◆ Directions for this task ◆
Could every line below be transcribed exactly, with the pictures dropped?

Records from a dataset:

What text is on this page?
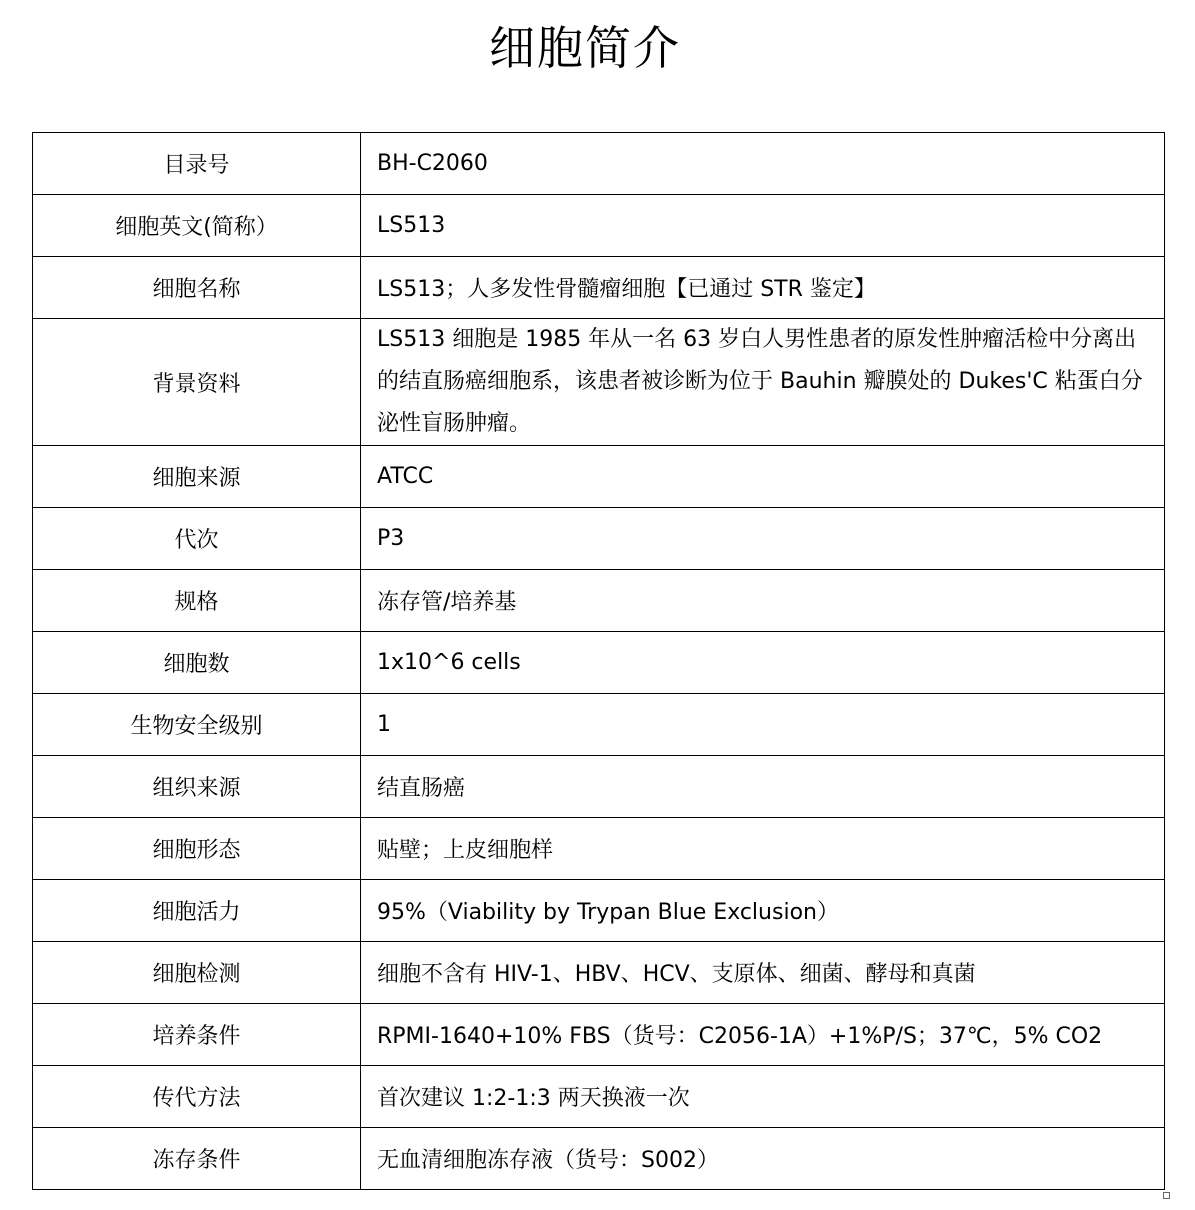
细胞简介
目录号	BH-C2060
细胞英文(简称）	LS513
细胞名称	LS513；人多发性骨髓瘤细胞【已通过 STR 鉴定】
背景资料	LS513 细胞是 1985 年从一名 63 岁白人男性患者的原发性肿瘤活检中分离出的结直肠癌细胞系，该患者被诊断为位于 Bauhin 瓣膜处的 Dukes'C 粘蛋白分泌性盲肠肿瘤。
细胞来源	ATCC
代次	P3
规格	冻存管/培养基
细胞数	1x10^6 cells
生物安全级别	1
组织来源	结直肠癌
细胞形态	贴壁；上皮细胞样
细胞活力	95%（Viability by Trypan Blue Exclusion）
细胞检测	细胞不含有 HIV-1、HBV、HCV、支原体、细菌、酵母和真菌
培养条件	RPMI-1640+10% FBS（货号：C2056-1A）+1%P/S；37℃，5% CO2
传代方法	首次建议 1:2-1:3 两天换液一次
冻存条件	无血清细胞冻存液（货号：S002）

◆ Answer box ◆
What text is on this page?
细胞简介
目录号	BH-C2060
细胞英文(简称）	LS513
细胞名称	LS513；人多发性骨髓瘤细胞【已通过 STR 鉴定】
背景资料	LS513 细胞是 1985 年从一名 63 岁白人男性患者的原发性肿瘤活检中分离出的结直肠癌细胞系，该患者被诊断为位于 Bauhin 瓣膜处的 Dukes'C 粘蛋白分泌性盲肠肿瘤。
细胞来源	ATCC
代次	P3
规格	冻存管/培养基
细胞数	1x10^6 cells
生物安全级别	1
组织来源	结直肠癌
细胞形态	贴壁；上皮细胞样
细胞活力	95%（Viability by Trypan Blue Exclusion）
细胞检测	细胞不含有 HIV-1、HBV、HCV、支原体、细菌、酵母和真菌
培养条件	RPMI-1640+10% FBS（货号：C2056-1A）+1%P/S；37℃，5% CO2
传代方法	首次建议 1:2-1:3 两天换液一次
冻存条件	无血清细胞冻存液（货号：S002）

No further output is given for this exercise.